> Required task
Sift the listing for lines that hold the string "创建时间" and pull them out.

[Collected data entries]
>> start

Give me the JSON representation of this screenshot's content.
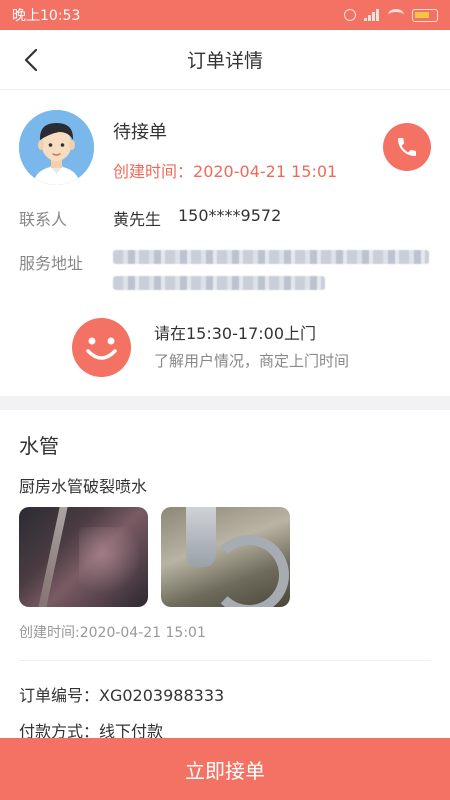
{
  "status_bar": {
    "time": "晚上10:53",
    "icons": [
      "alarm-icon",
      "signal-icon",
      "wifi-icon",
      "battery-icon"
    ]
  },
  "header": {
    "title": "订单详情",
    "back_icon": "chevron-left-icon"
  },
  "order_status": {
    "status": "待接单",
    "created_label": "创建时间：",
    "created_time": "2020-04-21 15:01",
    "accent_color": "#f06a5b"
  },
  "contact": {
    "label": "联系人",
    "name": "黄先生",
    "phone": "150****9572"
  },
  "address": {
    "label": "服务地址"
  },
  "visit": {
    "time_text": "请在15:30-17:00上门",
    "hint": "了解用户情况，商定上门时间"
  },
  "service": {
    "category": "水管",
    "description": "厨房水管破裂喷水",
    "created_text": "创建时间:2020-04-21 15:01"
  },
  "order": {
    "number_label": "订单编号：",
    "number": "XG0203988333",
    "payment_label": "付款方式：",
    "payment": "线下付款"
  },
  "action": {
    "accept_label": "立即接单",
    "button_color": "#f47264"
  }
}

>> end

> Final answer
    "created_label": "创建时间：",
    "created_text": "创建时间:2020-04-21 15:01"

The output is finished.